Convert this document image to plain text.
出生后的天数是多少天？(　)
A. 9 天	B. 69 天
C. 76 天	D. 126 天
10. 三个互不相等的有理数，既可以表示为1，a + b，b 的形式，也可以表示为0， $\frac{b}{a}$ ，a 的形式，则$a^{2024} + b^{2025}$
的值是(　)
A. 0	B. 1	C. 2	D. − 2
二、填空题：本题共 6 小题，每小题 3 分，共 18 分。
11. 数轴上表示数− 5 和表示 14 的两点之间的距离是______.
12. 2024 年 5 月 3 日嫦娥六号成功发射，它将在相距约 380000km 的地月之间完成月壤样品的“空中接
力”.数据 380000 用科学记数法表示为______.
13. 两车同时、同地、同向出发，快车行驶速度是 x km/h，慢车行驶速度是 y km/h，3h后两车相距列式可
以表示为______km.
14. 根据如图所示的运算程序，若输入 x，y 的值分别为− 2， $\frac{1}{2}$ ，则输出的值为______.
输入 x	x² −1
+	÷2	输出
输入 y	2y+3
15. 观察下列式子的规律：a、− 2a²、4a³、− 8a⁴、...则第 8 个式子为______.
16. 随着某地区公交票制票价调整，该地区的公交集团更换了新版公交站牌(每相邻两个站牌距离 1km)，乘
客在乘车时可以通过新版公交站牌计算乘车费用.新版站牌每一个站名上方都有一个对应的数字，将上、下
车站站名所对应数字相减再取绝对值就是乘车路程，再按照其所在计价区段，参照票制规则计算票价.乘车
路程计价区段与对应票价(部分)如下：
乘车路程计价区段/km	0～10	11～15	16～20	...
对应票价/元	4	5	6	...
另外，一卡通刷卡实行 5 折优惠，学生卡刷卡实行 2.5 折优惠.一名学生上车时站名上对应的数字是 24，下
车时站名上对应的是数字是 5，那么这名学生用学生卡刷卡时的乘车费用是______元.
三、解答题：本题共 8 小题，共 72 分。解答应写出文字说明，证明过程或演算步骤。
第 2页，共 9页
▬▬▬▬▬▬
● WHAT TO PRODUCE
Repeat the material from above exactly, word for word.

● REPLY
Convert this document image to plain text.
出生后的天数是多少天？(　)
A. 9 天	B. 69 天
C. 76 天	D. 126 天
10. 三个互不相等的有理数，既可以表示为1，a + b，b 的形式，也可以表示为0， $\frac{b}{a}$ ，a 的形式，则$a^{2024} + b^{2025}$
的值是(　)
A. 0	B. 1	C. 2	D. − 2
二、填空题：本题共 6 小题，每小题 3 分，共 18 分。
11. 数轴上表示数− 5 和表示 14 的两点之间的距离是______.
12. 2024 年 5 月 3 日嫦娥六号成功发射，它将在相距约 380000km 的地月之间完成月壤样品的“空中接
力”.数据 380000 用科学记数法表示为______.
13. 两车同时、同地、同向出发，快车行驶速度是 x km/h，慢车行驶速度是 y km/h，3h后两车相距列式可
以表示为______km.
14. 根据如图所示的运算程序，若输入 x，y 的值分别为− 2， $\frac{1}{2}$ ，则输出的值为______.
输入 x	x² −1
+	÷2	输出
输入 y	2y+3
15. 观察下列式子的规律：a、− 2a²、4a³、− 8a⁴、...则第 8 个式子为______.
16. 随着某地区公交票制票价调整，该地区的公交集团更换了新版公交站牌(每相邻两个站牌距离 1km)，乘
客在乘车时可以通过新版公交站牌计算乘车费用.新版站牌每一个站名上方都有一个对应的数字，将上、下
车站站名所对应数字相减再取绝对值就是乘车路程，再按照其所在计价区段，参照票制规则计算票价.乘车
路程计价区段与对应票价(部分)如下：
乘车路程计价区段/km	0～10	11～15	16～20	...
对应票价/元	4	5	6	...
另外，一卡通刷卡实行 5 折优惠，学生卡刷卡实行 2.5 折优惠.一名学生上车时站名上对应的数字是 24，下
车时站名上对应的是数字是 5，那么这名学生用学生卡刷卡时的乘车费用是______元.
三、解答题：本题共 8 小题，共 72 分。解答应写出文字说明，证明过程或演算步骤。
第 2页，共 9页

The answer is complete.